Dataset items
# # # #

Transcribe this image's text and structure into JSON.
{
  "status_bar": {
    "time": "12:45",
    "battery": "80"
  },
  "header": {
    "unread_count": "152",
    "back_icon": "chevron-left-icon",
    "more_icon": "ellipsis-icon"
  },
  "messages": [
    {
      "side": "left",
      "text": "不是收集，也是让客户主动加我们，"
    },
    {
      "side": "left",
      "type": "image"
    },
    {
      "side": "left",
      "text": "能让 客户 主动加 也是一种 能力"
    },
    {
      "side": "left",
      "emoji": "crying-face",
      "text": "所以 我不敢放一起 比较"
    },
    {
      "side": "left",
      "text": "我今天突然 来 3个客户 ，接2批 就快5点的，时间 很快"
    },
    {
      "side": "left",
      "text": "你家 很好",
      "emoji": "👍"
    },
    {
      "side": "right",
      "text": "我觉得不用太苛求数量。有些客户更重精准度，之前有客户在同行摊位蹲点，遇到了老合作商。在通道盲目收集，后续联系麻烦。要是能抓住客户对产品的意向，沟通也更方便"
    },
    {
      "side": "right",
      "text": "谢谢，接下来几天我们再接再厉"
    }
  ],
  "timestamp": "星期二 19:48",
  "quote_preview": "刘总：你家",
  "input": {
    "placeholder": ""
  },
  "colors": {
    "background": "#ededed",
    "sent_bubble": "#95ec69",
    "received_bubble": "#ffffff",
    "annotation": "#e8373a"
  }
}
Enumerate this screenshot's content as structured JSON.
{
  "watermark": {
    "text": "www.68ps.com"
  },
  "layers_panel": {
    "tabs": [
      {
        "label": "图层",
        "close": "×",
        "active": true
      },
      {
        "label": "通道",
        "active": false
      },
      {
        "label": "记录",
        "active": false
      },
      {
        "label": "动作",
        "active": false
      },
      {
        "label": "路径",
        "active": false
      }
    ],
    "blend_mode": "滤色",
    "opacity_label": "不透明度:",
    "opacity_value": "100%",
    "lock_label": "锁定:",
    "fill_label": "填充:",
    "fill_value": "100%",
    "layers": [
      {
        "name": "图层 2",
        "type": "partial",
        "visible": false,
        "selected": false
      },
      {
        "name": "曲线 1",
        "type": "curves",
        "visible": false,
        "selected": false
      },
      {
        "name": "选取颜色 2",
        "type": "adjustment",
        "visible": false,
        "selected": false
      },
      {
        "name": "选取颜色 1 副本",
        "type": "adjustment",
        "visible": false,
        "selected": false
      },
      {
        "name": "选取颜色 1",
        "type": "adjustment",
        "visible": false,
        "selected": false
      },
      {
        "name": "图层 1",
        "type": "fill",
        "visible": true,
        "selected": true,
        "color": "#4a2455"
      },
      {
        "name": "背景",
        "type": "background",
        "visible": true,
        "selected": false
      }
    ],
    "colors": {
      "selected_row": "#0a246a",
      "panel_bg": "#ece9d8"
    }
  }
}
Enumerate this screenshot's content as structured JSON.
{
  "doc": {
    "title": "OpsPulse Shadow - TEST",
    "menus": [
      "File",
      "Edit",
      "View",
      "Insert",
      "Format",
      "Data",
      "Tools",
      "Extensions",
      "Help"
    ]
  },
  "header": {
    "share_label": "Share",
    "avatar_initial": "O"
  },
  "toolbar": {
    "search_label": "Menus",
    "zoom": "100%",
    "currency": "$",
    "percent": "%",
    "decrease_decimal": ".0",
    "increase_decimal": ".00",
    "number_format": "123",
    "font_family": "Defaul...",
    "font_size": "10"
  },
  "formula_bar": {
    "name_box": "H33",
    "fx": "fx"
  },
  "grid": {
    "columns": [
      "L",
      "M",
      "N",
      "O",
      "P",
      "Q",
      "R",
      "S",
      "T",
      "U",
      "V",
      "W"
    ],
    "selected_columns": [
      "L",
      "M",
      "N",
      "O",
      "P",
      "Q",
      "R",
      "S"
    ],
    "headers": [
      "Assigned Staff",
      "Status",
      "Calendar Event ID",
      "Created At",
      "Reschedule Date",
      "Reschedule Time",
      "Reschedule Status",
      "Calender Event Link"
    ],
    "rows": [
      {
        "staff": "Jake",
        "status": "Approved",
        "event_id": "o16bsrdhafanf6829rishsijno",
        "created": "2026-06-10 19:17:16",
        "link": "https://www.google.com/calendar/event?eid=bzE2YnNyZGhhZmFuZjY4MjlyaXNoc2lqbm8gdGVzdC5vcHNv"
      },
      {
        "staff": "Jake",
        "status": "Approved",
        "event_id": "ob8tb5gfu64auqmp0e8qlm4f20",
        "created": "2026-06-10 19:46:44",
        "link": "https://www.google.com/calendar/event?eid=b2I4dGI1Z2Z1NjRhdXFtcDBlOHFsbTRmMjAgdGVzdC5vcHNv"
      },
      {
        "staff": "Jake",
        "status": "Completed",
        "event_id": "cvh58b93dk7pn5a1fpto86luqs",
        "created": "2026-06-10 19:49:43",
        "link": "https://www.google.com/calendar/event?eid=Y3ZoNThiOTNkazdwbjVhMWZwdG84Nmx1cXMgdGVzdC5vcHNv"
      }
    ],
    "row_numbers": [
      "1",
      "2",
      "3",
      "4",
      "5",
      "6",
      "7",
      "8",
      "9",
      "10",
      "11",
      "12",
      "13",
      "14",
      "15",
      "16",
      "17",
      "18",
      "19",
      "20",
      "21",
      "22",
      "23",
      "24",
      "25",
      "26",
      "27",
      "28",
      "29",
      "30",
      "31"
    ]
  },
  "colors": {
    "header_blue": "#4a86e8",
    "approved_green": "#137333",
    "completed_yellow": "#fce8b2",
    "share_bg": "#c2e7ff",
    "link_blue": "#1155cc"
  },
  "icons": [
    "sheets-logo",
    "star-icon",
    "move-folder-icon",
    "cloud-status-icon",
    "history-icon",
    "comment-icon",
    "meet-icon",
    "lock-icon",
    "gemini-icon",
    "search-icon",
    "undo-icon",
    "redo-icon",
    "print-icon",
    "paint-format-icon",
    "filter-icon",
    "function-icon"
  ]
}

# # # #

# What you should do:
Please reproduce the entire listing, exactly as shown.

# Right answer:
Transcribe this image's text and structure into JSON.
{
  "status_bar": {
    "time": "12:45",
    "battery": "80"
  },
  "header": {
    "unread_count": "152",
    "back_icon": "chevron-left-icon",
    "more_icon": "ellipsis-icon"
  },
  "messages": [
    {
      "side": "left",
      "text": "不是收集，也是让客户主动加我们，"
    },
    {
      "side": "left",
      "type": "image"
    },
    {
      "side": "left",
      "text": "能让 客户 主动加 也是一种 能力"
    },
    {
      "side": "left",
      "emoji": "crying-face",
      "text": "所以 我不敢放一起 比较"
    },
    {
      "side": "left",
      "text": "我今天突然 来 3个客户 ，接2批 就快5点的，时间 很快"
    },
    {
      "side": "left",
      "text": "你家 很好",
      "emoji": "👍"
    },
    {
      "side": "right",
      "text": "我觉得不用太苛求数量。有些客户更重精准度，之前有客户在同行摊位蹲点，遇到了老合作商。在通道盲目收集，后续联系麻烦。要是能抓住客户对产品的意向，沟通也更方便"
    },
    {
      "side": "right",
      "text": "谢谢，接下来几天我们再接再厉"
    }
  ],
  "timestamp": "星期二 19:48",
  "quote_preview": "刘总：你家",
  "input": {
    "placeholder": ""
  },
  "colors": {
    "background": "#ededed",
    "sent_bubble": "#95ec69",
    "received_bubble": "#ffffff",
    "annotation": "#e8373a"
  }
}
Enumerate this screenshot's content as structured JSON.
{
  "watermark": {
    "text": "www.68ps.com"
  },
  "layers_panel": {
    "tabs": [
      {
        "label": "图层",
        "close": "×",
        "active": true
      },
      {
        "label": "通道",
        "active": false
      },
      {
        "label": "记录",
        "active": false
      },
      {
        "label": "动作",
        "active": false
      },
      {
        "label": "路径",
        "active": false
      }
    ],
    "blend_mode": "滤色",
    "opacity_label": "不透明度:",
    "opacity_value": "100%",
    "lock_label": "锁定:",
    "fill_label": "填充:",
    "fill_value": "100%",
    "layers": [
      {
        "name": "图层 2",
        "type": "partial",
        "visible": false,
        "selected": false
      },
      {
        "name": "曲线 1",
        "type": "curves",
        "visible": false,
        "selected": false
      },
      {
        "name": "选取颜色 2",
        "type": "adjustment",
        "visible": false,
        "selected": false
      },
      {
        "name": "选取颜色 1 副本",
        "type": "adjustment",
        "visible": false,
        "selected": false
      },
      {
        "name": "选取颜色 1",
        "type": "adjustment",
        "visible": false,
        "selected": false
      },
      {
        "name": "图层 1",
        "type": "fill",
        "visible": true,
        "selected": true,
        "color": "#4a2455"
      },
      {
        "name": "背景",
        "type": "background",
        "visible": true,
        "selected": false
      }
    ],
    "colors": {
      "selected_row": "#0a246a",
      "panel_bg": "#ece9d8"
    }
  }
}
Enumerate this screenshot's content as structured JSON.
{
  "doc": {
    "title": "OpsPulse Shadow - TEST",
    "menus": [
      "File",
      "Edit",
      "View",
      "Insert",
      "Format",
      "Data",
      "Tools",
      "Extensions",
      "Help"
    ]
  },
  "header": {
    "share_label": "Share",
    "avatar_initial": "O"
  },
  "toolbar": {
    "search_label": "Menus",
    "zoom": "100%",
    "currency": "$",
    "percent": "%",
    "decrease_decimal": ".0",
    "increase_decimal": ".00",
    "number_format": "123",
    "font_family": "Defaul...",
    "font_size": "10"
  },
  "formula_bar": {
    "name_box": "H33",
    "fx": "fx"
  },
  "grid": {
    "columns": [
      "L",
      "M",
      "N",
      "O",
      "P",
      "Q",
      "R",
      "S",
      "T",
      "U",
      "V",
      "W"
    ],
    "selected_columns": [
      "L",
      "M",
      "N",
      "O",
      "P",
      "Q",
      "R",
      "S"
    ],
    "headers": [
      "Assigned Staff",
      "Status",
      "Calendar Event ID",
      "Created At",
      "Reschedule Date",
      "Reschedule Time",
      "Reschedule Status",
      "Calender Event Link"
    ],
    "rows": [
      {
        "staff": "Jake",
        "status": "Approved",
        "event_id": "o16bsrdhafanf6829rishsijno",
        "created": "2026-06-10 19:17:16",
        "link": "https://www.google.com/calendar/event?eid=bzE2YnNyZGhhZmFuZjY4MjlyaXNoc2lqbm8gdGVzdC5vcHNv"
      },
      {
        "staff": "Jake",
        "status": "Approved",
        "event_id": "ob8tb5gfu64auqmp0e8qlm4f20",
        "created": "2026-06-10 19:46:44",
        "link": "https://www.google.com/calendar/event?eid=b2I4dGI1Z2Z1NjRhdXFtcDBlOHFsbTRmMjAgdGVzdC5vcHNv"
      },
      {
        "staff": "Jake",
        "status": "Completed",
        "event_id": "cvh58b93dk7pn5a1fpto86luqs",
        "created": "2026-06-10 19:49:43",
        "link": "https://www.google.com/calendar/event?eid=Y3ZoNThiOTNkazdwbjVhMWZwdG84Nmx1cXMgdGVzdC5vcHNv"
      }
    ],
    "row_numbers": [
      "1",
      "2",
      "3",
      "4",
      "5",
      "6",
      "7",
      "8",
      "9",
      "10",
      "11",
      "12",
      "13",
      "14",
      "15",
      "16",
      "17",
      "18",
      "19",
      "20",
      "21",
      "22",
      "23",
      "24",
      "25",
      "26",
      "27",
      "28",
      "29",
      "30",
      "31"
    ]
  },
  "colors": {
    "header_blue": "#4a86e8",
    "approved_green": "#137333",
    "completed_yellow": "#fce8b2",
    "share_bg": "#c2e7ff",
    "link_blue": "#1155cc"
  },
  "icons": [
    "sheets-logo",
    "star-icon",
    "move-folder-icon",
    "cloud-status-icon",
    "history-icon",
    "comment-icon",
    "meet-icon",
    "lock-icon",
    "gemini-icon",
    "search-icon",
    "undo-icon",
    "redo-icon",
    "print-icon",
    "paint-format-icon",
    "filter-icon",
    "function-icon"
  ]
}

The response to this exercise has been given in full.